**Objective**
Please print all of the material below, word for word.

**Extracted material**
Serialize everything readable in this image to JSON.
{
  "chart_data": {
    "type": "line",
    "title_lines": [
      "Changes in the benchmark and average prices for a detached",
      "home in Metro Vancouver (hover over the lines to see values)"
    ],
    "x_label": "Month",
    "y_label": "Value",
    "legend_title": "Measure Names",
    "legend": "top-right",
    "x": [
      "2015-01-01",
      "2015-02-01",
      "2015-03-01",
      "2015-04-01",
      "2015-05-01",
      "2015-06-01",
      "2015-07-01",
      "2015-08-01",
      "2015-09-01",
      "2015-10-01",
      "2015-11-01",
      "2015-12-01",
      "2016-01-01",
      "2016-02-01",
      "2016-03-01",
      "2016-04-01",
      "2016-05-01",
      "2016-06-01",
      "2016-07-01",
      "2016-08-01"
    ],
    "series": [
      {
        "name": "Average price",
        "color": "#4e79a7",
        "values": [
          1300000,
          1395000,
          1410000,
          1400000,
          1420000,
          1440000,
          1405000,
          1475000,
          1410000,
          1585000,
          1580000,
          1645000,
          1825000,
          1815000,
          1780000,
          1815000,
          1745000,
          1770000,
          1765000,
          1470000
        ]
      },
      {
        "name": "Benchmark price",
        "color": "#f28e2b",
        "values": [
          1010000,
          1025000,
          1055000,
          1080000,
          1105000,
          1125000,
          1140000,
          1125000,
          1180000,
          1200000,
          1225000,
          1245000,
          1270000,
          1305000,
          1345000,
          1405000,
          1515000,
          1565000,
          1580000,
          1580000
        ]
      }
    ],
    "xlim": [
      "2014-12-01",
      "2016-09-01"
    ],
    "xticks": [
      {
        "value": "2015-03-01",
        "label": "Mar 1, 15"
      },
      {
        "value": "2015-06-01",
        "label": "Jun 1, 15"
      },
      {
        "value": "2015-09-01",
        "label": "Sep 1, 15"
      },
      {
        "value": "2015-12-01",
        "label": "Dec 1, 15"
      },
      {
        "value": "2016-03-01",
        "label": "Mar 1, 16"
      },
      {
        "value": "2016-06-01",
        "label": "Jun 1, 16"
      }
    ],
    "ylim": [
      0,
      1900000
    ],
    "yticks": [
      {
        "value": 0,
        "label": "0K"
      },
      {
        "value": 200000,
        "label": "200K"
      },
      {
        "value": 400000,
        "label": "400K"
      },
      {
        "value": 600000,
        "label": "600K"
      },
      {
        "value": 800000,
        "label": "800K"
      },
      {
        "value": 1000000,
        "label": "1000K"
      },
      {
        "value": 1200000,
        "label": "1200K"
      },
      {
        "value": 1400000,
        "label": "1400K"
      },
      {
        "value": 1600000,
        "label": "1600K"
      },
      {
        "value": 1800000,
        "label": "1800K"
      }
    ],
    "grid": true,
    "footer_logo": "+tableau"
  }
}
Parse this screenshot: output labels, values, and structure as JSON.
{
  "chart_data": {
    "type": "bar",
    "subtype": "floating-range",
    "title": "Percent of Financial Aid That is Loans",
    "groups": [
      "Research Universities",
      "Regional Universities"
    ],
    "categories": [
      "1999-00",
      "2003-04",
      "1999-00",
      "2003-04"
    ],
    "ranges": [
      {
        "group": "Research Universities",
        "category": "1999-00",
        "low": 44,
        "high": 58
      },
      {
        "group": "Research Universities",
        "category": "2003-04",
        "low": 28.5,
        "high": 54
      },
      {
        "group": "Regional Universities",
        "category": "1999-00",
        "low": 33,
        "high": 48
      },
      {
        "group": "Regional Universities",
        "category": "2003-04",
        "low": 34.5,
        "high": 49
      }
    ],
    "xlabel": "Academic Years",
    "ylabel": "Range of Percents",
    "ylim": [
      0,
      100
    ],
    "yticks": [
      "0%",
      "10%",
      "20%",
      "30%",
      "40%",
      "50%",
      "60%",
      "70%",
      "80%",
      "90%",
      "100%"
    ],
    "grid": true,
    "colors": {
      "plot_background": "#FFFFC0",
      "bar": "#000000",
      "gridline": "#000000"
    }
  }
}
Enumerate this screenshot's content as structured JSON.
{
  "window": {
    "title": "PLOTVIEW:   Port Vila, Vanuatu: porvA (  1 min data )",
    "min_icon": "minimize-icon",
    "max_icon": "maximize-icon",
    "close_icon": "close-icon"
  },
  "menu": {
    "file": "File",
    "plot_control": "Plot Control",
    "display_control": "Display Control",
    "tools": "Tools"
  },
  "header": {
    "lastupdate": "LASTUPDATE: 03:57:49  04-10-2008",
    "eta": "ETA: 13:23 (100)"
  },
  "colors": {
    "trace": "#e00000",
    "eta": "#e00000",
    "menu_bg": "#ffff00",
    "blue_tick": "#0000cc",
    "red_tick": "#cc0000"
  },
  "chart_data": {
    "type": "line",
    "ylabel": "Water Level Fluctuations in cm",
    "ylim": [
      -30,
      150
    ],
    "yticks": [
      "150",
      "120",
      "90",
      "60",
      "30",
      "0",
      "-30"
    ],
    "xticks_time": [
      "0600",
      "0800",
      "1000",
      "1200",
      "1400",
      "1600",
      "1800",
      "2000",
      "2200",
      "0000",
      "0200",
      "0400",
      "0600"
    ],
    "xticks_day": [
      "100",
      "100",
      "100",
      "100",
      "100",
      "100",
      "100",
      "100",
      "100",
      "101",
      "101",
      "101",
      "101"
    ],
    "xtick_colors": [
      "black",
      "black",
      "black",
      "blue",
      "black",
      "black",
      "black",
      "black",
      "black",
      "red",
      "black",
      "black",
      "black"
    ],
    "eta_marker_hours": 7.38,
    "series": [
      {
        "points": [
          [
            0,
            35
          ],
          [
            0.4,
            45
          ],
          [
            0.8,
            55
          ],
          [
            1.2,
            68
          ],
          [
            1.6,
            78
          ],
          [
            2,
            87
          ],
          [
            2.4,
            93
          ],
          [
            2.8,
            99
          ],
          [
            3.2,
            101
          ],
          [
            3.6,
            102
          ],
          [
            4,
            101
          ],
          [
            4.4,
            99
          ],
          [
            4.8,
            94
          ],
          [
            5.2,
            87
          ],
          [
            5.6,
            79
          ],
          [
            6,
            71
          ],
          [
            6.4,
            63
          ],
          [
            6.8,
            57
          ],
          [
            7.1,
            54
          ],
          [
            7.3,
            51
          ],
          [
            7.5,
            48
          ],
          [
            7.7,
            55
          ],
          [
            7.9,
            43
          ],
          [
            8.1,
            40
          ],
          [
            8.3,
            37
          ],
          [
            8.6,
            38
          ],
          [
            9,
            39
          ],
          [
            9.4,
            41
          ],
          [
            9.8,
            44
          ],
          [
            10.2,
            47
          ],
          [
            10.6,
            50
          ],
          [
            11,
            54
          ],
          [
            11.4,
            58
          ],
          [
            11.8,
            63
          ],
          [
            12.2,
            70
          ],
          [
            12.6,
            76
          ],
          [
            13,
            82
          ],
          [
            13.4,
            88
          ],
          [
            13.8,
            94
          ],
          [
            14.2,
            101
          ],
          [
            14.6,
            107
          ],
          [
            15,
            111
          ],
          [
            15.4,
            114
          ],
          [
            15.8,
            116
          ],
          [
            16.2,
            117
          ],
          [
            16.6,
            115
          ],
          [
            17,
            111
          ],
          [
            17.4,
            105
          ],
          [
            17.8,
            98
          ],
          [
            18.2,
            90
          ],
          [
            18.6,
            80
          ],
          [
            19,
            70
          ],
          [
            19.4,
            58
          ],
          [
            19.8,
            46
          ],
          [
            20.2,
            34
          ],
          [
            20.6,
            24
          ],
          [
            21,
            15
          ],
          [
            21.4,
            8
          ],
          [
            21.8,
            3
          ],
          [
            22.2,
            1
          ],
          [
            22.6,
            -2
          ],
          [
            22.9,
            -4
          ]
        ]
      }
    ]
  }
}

**Solution for this problem**
Serialize everything readable in this image to JSON.
{
  "chart_data": {
    "type": "line",
    "title_lines": [
      "Changes in the benchmark and average prices for a detached",
      "home in Metro Vancouver (hover over the lines to see values)"
    ],
    "x_label": "Month",
    "y_label": "Value",
    "legend_title": "Measure Names",
    "legend": "top-right",
    "x": [
      "2015-01-01",
      "2015-02-01",
      "2015-03-01",
      "2015-04-01",
      "2015-05-01",
      "2015-06-01",
      "2015-07-01",
      "2015-08-01",
      "2015-09-01",
      "2015-10-01",
      "2015-11-01",
      "2015-12-01",
      "2016-01-01",
      "2016-02-01",
      "2016-03-01",
      "2016-04-01",
      "2016-05-01",
      "2016-06-01",
      "2016-07-01",
      "2016-08-01"
    ],
    "series": [
      {
        "name": "Average price",
        "color": "#4e79a7",
        "values": [
          1300000,
          1395000,
          1410000,
          1400000,
          1420000,
          1440000,
          1405000,
          1475000,
          1410000,
          1585000,
          1580000,
          1645000,
          1825000,
          1815000,
          1780000,
          1815000,
          1745000,
          1770000,
          1765000,
          1470000
        ]
      },
      {
        "name": "Benchmark price",
        "color": "#f28e2b",
        "values": [
          1010000,
          1025000,
          1055000,
          1080000,
          1105000,
          1125000,
          1140000,
          1125000,
          1180000,
          1200000,
          1225000,
          1245000,
          1270000,
          1305000,
          1345000,
          1405000,
          1515000,
          1565000,
          1580000,
          1580000
        ]
      }
    ],
    "xlim": [
      "2014-12-01",
      "2016-09-01"
    ],
    "xticks": [
      {
        "value": "2015-03-01",
        "label": "Mar 1, 15"
      },
      {
        "value": "2015-06-01",
        "label": "Jun 1, 15"
      },
      {
        "value": "2015-09-01",
        "label": "Sep 1, 15"
      },
      {
        "value": "2015-12-01",
        "label": "Dec 1, 15"
      },
      {
        "value": "2016-03-01",
        "label": "Mar 1, 16"
      },
      {
        "value": "2016-06-01",
        "label": "Jun 1, 16"
      }
    ],
    "ylim": [
      0,
      1900000
    ],
    "yticks": [
      {
        "value": 0,
        "label": "0K"
      },
      {
        "value": 200000,
        "label": "200K"
      },
      {
        "value": 400000,
        "label": "400K"
      },
      {
        "value": 600000,
        "label": "600K"
      },
      {
        "value": 800000,
        "label": "800K"
      },
      {
        "value": 1000000,
        "label": "1000K"
      },
      {
        "value": 1200000,
        "label": "1200K"
      },
      {
        "value": 1400000,
        "label": "1400K"
      },
      {
        "value": 1600000,
        "label": "1600K"
      },
      {
        "value": 1800000,
        "label": "1800K"
      }
    ],
    "grid": true,
    "footer_logo": "+tableau"
  }
}
Parse this screenshot: output labels, values, and structure as JSON.
{
  "chart_data": {
    "type": "bar",
    "subtype": "floating-range",
    "title": "Percent of Financial Aid That is Loans",
    "groups": [
      "Research Universities",
      "Regional Universities"
    ],
    "categories": [
      "1999-00",
      "2003-04",
      "1999-00",
      "2003-04"
    ],
    "ranges": [
      {
        "group": "Research Universities",
        "category": "1999-00",
        "low": 44,
        "high": 58
      },
      {
        "group": "Research Universities",
        "category": "2003-04",
        "low": 28.5,
        "high": 54
      },
      {
        "group": "Regional Universities",
        "category": "1999-00",
        "low": 33,
        "high": 48
      },
      {
        "group": "Regional Universities",
        "category": "2003-04",
        "low": 34.5,
        "high": 49
      }
    ],
    "xlabel": "Academic Years",
    "ylabel": "Range of Percents",
    "ylim": [
      0,
      100
    ],
    "yticks": [
      "0%",
      "10%",
      "20%",
      "30%",
      "40%",
      "50%",
      "60%",
      "70%",
      "80%",
      "90%",
      "100%"
    ],
    "grid": true,
    "colors": {
      "plot_background": "#FFFFC0",
      "bar": "#000000",
      "gridline": "#000000"
    }
  }
}
Enumerate this screenshot's content as structured JSON.
{
  "window": {
    "title": "PLOTVIEW:   Port Vila, Vanuatu: porvA (  1 min data )",
    "min_icon": "minimize-icon",
    "max_icon": "maximize-icon",
    "close_icon": "close-icon"
  },
  "menu": {
    "file": "File",
    "plot_control": "Plot Control",
    "display_control": "Display Control",
    "tools": "Tools"
  },
  "header": {
    "lastupdate": "LASTUPDATE: 03:57:49  04-10-2008",
    "eta": "ETA: 13:23 (100)"
  },
  "colors": {
    "trace": "#e00000",
    "eta": "#e00000",
    "menu_bg": "#ffff00",
    "blue_tick": "#0000cc",
    "red_tick": "#cc0000"
  },
  "chart_data": {
    "type": "line",
    "ylabel": "Water Level Fluctuations in cm",
    "ylim": [
      -30,
      150
    ],
    "yticks": [
      "150",
      "120",
      "90",
      "60",
      "30",
      "0",
      "-30"
    ],
    "xticks_time": [
      "0600",
      "0800",
      "1000",
      "1200",
      "1400",
      "1600",
      "1800",
      "2000",
      "2200",
      "0000",
      "0200",
      "0400",
      "0600"
    ],
    "xticks_day": [
      "100",
      "100",
      "100",
      "100",
      "100",
      "100",
      "100",
      "100",
      "100",
      "101",
      "101",
      "101",
      "101"
    ],
    "xtick_colors": [
      "black",
      "black",
      "black",
      "blue",
      "black",
      "black",
      "black",
      "black",
      "black",
      "red",
      "black",
      "black",
      "black"
    ],
    "eta_marker_hours": 7.38,
    "series": [
      {
        "points": [
          [
            0,
            35
          ],
          [
            0.4,
            45
          ],
          [
            0.8,
            55
          ],
          [
            1.2,
            68
          ],
          [
            1.6,
            78
          ],
          [
            2,
            87
          ],
          [
            2.4,
            93
          ],
          [
            2.8,
            99
          ],
          [
            3.2,
            101
          ],
          [
            3.6,
            102
          ],
          [
            4,
            101
          ],
          [
            4.4,
            99
          ],
          [
            4.8,
            94
          ],
          [
            5.2,
            87
          ],
          [
            5.6,
            79
          ],
          [
            6,
            71
          ],
          [
            6.4,
            63
          ],
          [
            6.8,
            57
          ],
          [
            7.1,
            54
          ],
          [
            7.3,
            51
          ],
          [
            7.5,
            48
          ],
          [
            7.7,
            55
          ],
          [
            7.9,
            43
          ],
          [
            8.1,
            40
          ],
          [
            8.3,
            37
          ],
          [
            8.6,
            38
          ],
          [
            9,
            39
          ],
          [
            9.4,
            41
          ],
          [
            9.8,
            44
          ],
          [
            10.2,
            47
          ],
          [
            10.6,
            50
          ],
          [
            11,
            54
          ],
          [
            11.4,
            58
          ],
          [
            11.8,
            63
          ],
          [
            12.2,
            70
          ],
          [
            12.6,
            76
          ],
          [
            13,
            82
          ],
          [
            13.4,
            88
          ],
          [
            13.8,
            94
          ],
          [
            14.2,
            101
          ],
          [
            14.6,
            107
          ],
          [
            15,
            111
          ],
          [
            15.4,
            114
          ],
          [
            15.8,
            116
          ],
          [
            16.2,
            117
          ],
          [
            16.6,
            115
          ],
          [
            17,
            111
          ],
          [
            17.4,
            105
          ],
          [
            17.8,
            98
          ],
          [
            18.2,
            90
          ],
          [
            18.6,
            80
          ],
          [
            19,
            70
          ],
          [
            19.4,
            58
          ],
          [
            19.8,
            46
          ],
          [
            20.2,
            34
          ],
          [
            20.6,
            24
          ],
          [
            21,
            15
          ],
          [
            21.4,
            8
          ],
          [
            21.8,
            3
          ],
          [
            22.2,
            1
          ],
          [
            22.6,
            -2
          ],
          [
            22.9,
            -4
          ]
        ]
      }
    ]
  }
}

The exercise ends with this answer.